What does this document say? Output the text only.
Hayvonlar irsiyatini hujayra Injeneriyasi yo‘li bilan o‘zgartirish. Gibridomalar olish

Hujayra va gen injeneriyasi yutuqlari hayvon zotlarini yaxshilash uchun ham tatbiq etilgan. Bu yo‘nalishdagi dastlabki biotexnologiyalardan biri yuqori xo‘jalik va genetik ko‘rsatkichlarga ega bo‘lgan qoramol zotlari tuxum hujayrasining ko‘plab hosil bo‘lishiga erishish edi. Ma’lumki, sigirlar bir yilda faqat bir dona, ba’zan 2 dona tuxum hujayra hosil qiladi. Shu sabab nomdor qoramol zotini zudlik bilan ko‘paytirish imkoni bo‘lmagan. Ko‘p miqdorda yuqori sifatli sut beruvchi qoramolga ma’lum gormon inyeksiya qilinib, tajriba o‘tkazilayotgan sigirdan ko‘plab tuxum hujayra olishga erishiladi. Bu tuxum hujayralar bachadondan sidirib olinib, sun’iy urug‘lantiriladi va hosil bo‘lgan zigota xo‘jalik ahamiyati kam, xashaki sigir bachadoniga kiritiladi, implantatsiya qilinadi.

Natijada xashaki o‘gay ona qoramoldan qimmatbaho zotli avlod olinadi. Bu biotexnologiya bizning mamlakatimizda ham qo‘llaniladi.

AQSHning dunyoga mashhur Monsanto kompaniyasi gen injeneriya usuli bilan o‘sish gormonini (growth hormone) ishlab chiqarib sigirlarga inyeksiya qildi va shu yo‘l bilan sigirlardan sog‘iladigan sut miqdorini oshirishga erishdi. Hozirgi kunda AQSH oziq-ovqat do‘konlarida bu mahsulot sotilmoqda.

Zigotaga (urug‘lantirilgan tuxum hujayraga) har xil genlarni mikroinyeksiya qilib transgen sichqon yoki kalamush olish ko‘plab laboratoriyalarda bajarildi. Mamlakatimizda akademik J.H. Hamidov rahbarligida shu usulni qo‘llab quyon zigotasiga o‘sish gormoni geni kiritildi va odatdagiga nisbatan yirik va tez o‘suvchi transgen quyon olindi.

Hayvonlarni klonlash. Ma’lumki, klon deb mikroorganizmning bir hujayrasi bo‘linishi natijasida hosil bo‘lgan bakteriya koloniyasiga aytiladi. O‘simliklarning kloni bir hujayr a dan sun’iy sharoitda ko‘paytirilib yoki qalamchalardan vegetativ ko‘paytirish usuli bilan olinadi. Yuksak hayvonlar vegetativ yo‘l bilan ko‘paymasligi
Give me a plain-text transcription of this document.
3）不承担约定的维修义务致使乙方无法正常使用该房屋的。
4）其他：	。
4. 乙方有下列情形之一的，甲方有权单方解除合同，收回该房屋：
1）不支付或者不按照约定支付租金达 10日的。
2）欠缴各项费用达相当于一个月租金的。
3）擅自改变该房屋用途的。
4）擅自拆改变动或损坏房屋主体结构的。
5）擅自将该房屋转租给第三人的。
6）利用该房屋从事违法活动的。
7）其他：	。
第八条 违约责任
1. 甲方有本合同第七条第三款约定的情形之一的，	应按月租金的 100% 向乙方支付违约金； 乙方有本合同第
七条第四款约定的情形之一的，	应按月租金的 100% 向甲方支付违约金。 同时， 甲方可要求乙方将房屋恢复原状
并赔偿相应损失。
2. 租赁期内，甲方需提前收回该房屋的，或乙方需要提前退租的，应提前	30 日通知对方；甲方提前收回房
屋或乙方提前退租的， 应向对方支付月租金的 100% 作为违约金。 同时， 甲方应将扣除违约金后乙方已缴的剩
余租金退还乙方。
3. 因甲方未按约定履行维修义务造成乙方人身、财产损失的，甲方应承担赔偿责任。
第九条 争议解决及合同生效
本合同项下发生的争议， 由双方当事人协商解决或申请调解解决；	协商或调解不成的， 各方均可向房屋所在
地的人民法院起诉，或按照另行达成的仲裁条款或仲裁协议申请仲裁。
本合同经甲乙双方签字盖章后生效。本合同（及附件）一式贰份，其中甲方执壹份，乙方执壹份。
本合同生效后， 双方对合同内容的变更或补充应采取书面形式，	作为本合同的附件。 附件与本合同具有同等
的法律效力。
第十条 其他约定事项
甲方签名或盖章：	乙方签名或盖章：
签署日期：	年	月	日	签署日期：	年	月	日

Task to carry out
Retype all of the material, keeping each line exact.

The reply
What does this document say? Output the text only.
Hayvonlar irsiyatini hujayra Injeneriyasi yo‘li bilan o‘zgartirish. Gibridomalar olish

Hujayra va gen injeneriyasi yutuqlari hayvon zotlarini yaxshilash uchun ham tatbiq etilgan. Bu yo‘nalishdagi dastlabki biotexnologiyalardan biri yuqori xo‘jalik va genetik ko‘rsatkichlarga ega bo‘lgan qoramol zotlari tuxum hujayrasining ko‘plab hosil bo‘lishiga erishish edi. Ma’lumki, sigirlar bir yilda faqat bir dona, ba’zan 2 dona tuxum hujayra hosil qiladi. Shu sabab nomdor qoramol zotini zudlik bilan ko‘paytirish imkoni bo‘lmagan. Ko‘p miqdorda yuqori sifatli sut beruvchi qoramolga ma’lum gormon inyeksiya qilinib, tajriba o‘tkazilayotgan sigirdan ko‘plab tuxum hujayra olishga erishiladi. Bu tuxum hujayralar bachadondan sidirib olinib, sun’iy urug‘lantiriladi va hosil bo‘lgan zigota xo‘jalik ahamiyati kam, xashaki sigir bachadoniga kiritiladi, implantatsiya qilinadi.

Natijada xashaki o‘gay ona qoramoldan qimmatbaho zotli avlod olinadi. Bu biotexnologiya bizning mamlakatimizda ham qo‘llaniladi.

AQSHning dunyoga mashhur Monsanto kompaniyasi gen injeneriya usuli bilan o‘sish gormonini (growth hormone) ishlab chiqarib sigirlarga inyeksiya qildi va shu yo‘l bilan sigirlardan sog‘iladigan sut miqdorini oshirishga erishdi. Hozirgi kunda AQSH oziq-ovqat do‘konlarida bu mahsulot sotilmoqda.

Zigotaga (urug‘lantirilgan tuxum hujayraga) har xil genlarni mikroinyeksiya qilib transgen sichqon yoki kalamush olish ko‘plab laboratoriyalarda bajarildi. Mamlakatimizda akademik J.H. Hamidov rahbarligida shu usulni qo‘llab quyon zigotasiga o‘sish gormoni geni kiritildi va odatdagiga nisbatan yirik va tez o‘suvchi transgen quyon olindi.

Hayvonlarni klonlash. Ma’lumki, klon deb mikroorganizmning bir hujayrasi bo‘linishi natijasida hosil bo‘lgan bakteriya koloniyasiga aytiladi. O‘simliklarning kloni bir hujayr a dan sun’iy sharoitda ko‘paytirilib yoki qalamchalardan vegetativ ko‘paytirish usuli bilan olinadi. Yuksak hayvonlar vegetativ yo‘l bilan ko‘paymasligi
Give me a plain-text transcription of this document.
3）不承担约定的维修义务致使乙方无法正常使用该房屋的。
4）其他：	。
4. 乙方有下列情形之一的，甲方有权单方解除合同，收回该房屋：
1）不支付或者不按照约定支付租金达 10日的。
2）欠缴各项费用达相当于一个月租金的。
3）擅自改变该房屋用途的。
4）擅自拆改变动或损坏房屋主体结构的。
5）擅自将该房屋转租给第三人的。
6）利用该房屋从事违法活动的。
7）其他：	。
第八条 违约责任
1. 甲方有本合同第七条第三款约定的情形之一的，	应按月租金的 100% 向乙方支付违约金； 乙方有本合同第
七条第四款约定的情形之一的，	应按月租金的 100% 向甲方支付违约金。 同时， 甲方可要求乙方将房屋恢复原状
并赔偿相应损失。
2. 租赁期内，甲方需提前收回该房屋的，或乙方需要提前退租的，应提前	30 日通知对方；甲方提前收回房
屋或乙方提前退租的， 应向对方支付月租金的 100% 作为违约金。 同时， 甲方应将扣除违约金后乙方已缴的剩
余租金退还乙方。
3. 因甲方未按约定履行维修义务造成乙方人身、财产损失的，甲方应承担赔偿责任。
第九条 争议解决及合同生效
本合同项下发生的争议， 由双方当事人协商解决或申请调解解决；	协商或调解不成的， 各方均可向房屋所在
地的人民法院起诉，或按照另行达成的仲裁条款或仲裁协议申请仲裁。
本合同经甲乙双方签字盖章后生效。本合同（及附件）一式贰份，其中甲方执壹份，乙方执壹份。
本合同生效后， 双方对合同内容的变更或补充应采取书面形式，	作为本合同的附件。 附件与本合同具有同等
的法律效力。
第十条 其他约定事项
甲方签名或盖章：	乙方签名或盖章：
签署日期：	年	月	日	签署日期：	年	月	日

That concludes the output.